# Problem to work on
Carry on the patent passage about staged catalytic cracking and hydroprocessing, beginning after its final sentence.

# Extract to read
☆ ☆ ☆ ☆ ☆ ☆ ☆

The inert catalyst framework component densifies, strengthens and acts as a protective thermal sink. The inert catalyst framework component used in this invention preferably has a cracking activity that is not significantly greater than the acceptable thermal blank. Kaolin and other clays as well as alpha-alumina, titania, zirconia, quartz and silica are examples of preferred inert components.
The inorganic oxide matrix component binds the catalyst components together so that the catalyst product is hard enough to survive interparticle and reactor wall collisions. The inorganic oxide matrix can be made from an inorganic oxide sol or gel which is dried to "glue" the catalyst components together. Preferably, the inorganic oxide matrix will be comprised of oxides of silicon and aluminum. It is also preferred that separate alumina phases be incorporated into the inorganic oxide matrix. Species of aluminum oxyhydroxides-g-alumina, boehmite, diaspore, and transitional aluminas such as alpha-alumina, beta-alumina, gamma-alumina, delta-alumina, epsilon-alumina, kappa-alumina, and rho-alumina can be employed. Preferably, the alumina species is an aluminum trihydroxide such as gibbsite, bayerite, nordstrandite, or doyelite.
In the staged catalytic cracking process incorporated into this invention, hydrocarbon feed is subjected to a first catalytic cracking reaction step, at least a portion of the product of the first reaction step is separated, and the separated portion is subjected to at least one additional catalytic cracking reaction step. Separation is preferably achieved using known distillation methods.
According to this invention, after the hydroprocessed hydrocarbon feed undergoes the first catalytic cracking reaction step, it is preferable to separate a mid-distillate and gas oil containing bottoms fraction from the product of the cracking reaction. The mid-distillate fraction preferably has an initial boiling point of at least about 300° F., more preferably at least about 350° F., and a final boiling point no more than about 800°F., preferably not more than about 700°0 F. The gas oil containing bottoms fraction is preferably a petroleum distillate fraction having an initial boiling point of at least 600° F., more preferably at least 650° F. The gas oil containing bottoms fraction is then used as the feed for at least one subsequent catalytic cracking reaction step. The remaining product portion of the first catalytic cracking reaction is sent to storage or subjected to further processing in other refinery processing units.
It is preferred in this invention that the mid-distillate and gas oil containing bottoms fraction be hydroprocessed prior to being subjected to any additional catalytic cracking steps. The mid-distillate and gas oil containing bottoms fraction is hydroprocessed by passing the fraction over a hydroprocessing catalyst in the presence of a hydrogen containing gas under hydroprocessing conditions.
As used herein, hydroprocessing includes both hydrotreating and mild hydrocracking, with mild hydrocracking indicating that sufficient cracking of 650° F.+ feed fraction has occurred such that there is a yield of greater than 15 wt. % and less than 50 wt. % of 650° F. -hydrocarbon material fraction from the cracking reaction. As is known by those of skill in the art, the degree of hydroprocessing can be controlled through proper selection of catalyst as well as by optimizing operation conditions.

☆ ☆ ☆ ☆ ☆ ☆ ☆

# Dataset extract
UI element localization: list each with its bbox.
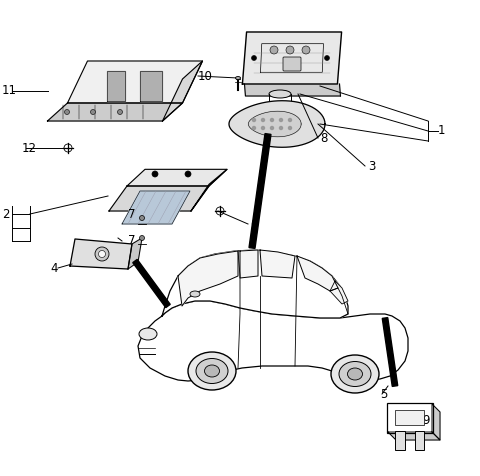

☆ ☆ ☆ ☆ ☆ ☆ ☆

# Exercise output
It is particularly desirable in this invention that the hydroprocessing stages herein sufficiently saturate aromatic rings to form more easily crackable naphthenic rings. It is also desirable that the hydroprocessing stages convert unsaturated hydrocarbons such as olefins and diolefins to paraffins using a typical hydrogenation catalyst. Objectionable elements can also be removed by the hydroprocessing reactions. These elements include sulfur, nitrogen, oxygen, halides, and certain metals.
The hydroprocessing stages of the invention are performed under hydroprocessing conditions. Preferably, the reaction is performed at a temperature ranging from about 400° to about 900° F., more preferably from about 600° to about 850° F. The reaction pressure preferably ranges from about 100 to about 3000 psig, more preferably from about 500 to about 2000 psig. The hourly space velocity preferably ranges from about 0.1 to about 6 V/V/Hr, more preferably from about 0.3 to about 2 V/V/Hr, where V/V/Hr is defined as the volume of oil per hour per volume of catalyst. The hydrogen containing gas is preferably added to establish a hydrogen charge rate ranging from about 500 to about 15,000 standard cubic feet per barrel (SCF/B), more preferably from about 1000 to about 5000 SCF/B.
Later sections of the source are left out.